Take the listing and print it in full, exactly as given.
::::::::
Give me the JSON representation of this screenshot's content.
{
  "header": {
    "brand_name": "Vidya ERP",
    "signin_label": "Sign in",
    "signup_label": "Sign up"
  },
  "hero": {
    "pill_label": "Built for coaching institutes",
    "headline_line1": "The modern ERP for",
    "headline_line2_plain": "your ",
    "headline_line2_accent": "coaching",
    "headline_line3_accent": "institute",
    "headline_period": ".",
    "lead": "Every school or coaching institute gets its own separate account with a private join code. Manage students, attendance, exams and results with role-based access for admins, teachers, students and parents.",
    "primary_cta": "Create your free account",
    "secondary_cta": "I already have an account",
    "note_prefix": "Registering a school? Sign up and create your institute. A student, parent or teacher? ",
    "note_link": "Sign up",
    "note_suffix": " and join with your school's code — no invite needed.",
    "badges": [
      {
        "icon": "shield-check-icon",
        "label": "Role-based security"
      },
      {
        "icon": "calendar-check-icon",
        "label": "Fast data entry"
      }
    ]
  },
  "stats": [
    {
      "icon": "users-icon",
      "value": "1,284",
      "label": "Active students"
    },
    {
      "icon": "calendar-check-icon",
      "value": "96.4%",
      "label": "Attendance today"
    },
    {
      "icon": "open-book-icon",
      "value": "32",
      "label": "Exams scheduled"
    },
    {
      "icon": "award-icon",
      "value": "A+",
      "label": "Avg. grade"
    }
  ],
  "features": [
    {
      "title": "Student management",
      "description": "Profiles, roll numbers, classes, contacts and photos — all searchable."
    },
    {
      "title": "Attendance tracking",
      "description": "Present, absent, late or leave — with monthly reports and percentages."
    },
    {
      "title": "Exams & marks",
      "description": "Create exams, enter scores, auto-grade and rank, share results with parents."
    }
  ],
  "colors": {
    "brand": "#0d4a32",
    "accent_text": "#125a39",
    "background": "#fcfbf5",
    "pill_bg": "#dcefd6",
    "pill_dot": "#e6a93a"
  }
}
::::::::
• **Full solution**
Give me the JSON representation of this screenshot's content.
{
  "header": {
    "brand_name": "Vidya ERP",
    "signin_label": "Sign in",
    "signup_label": "Sign up"
  },
  "hero": {
    "pill_label": "Built for coaching institutes",
    "headline_line1": "The modern ERP for",
    "headline_line2_plain": "your ",
    "headline_line2_accent": "coaching",
    "headline_line3_accent": "institute",
    "headline_period": ".",
    "lead": "Every school or coaching institute gets its own separate account with a private join code. Manage students, attendance, exams and results with role-based access for admins, teachers, students and parents.",
    "primary_cta": "Create your free account",
    "secondary_cta": "I already have an account",
    "note_prefix": "Registering a school? Sign up and create your institute. A student, parent or teacher? ",
    "note_link": "Sign up",
    "note_suffix": " and join with your school's code — no invite needed.",
    "badges": [
      {
        "icon": "shield-check-icon",
        "label": "Role-based security"
      },
      {
        "icon": "calendar-check-icon",
        "label": "Fast data entry"
      }
    ]
  },
  "stats": [
    {
      "icon": "users-icon",
      "value": "1,284",
      "label": "Active students"
    },
    {
      "icon": "calendar-check-icon",
      "value": "96.4%",
      "label": "Attendance today"
    },
    {
      "icon": "open-book-icon",
      "value": "32",
      "label": "Exams scheduled"
    },
    {
      "icon": "award-icon",
      "value": "A+",
      "label": "Avg. grade"
    }
  ],
  "features": [
    {
      "title": "Student management",
      "description": "Profiles, roll numbers, classes, contacts and photos — all searchable."
    },
    {
      "title": "Attendance tracking",
      "description": "Present, absent, late or leave — with monthly reports and percentages."
    },
    {
      "title": "Exams & marks",
      "description": "Create exams, enter scores, auto-grade and rank, share results with parents."
    }
  ],
  "colors": {
    "brand": "#0d4a32",
    "accent_text": "#125a39",
    "background": "#fcfbf5",
    "pill_bg": "#dcefd6",
    "pill_dot": "#e6a93a"
  }
}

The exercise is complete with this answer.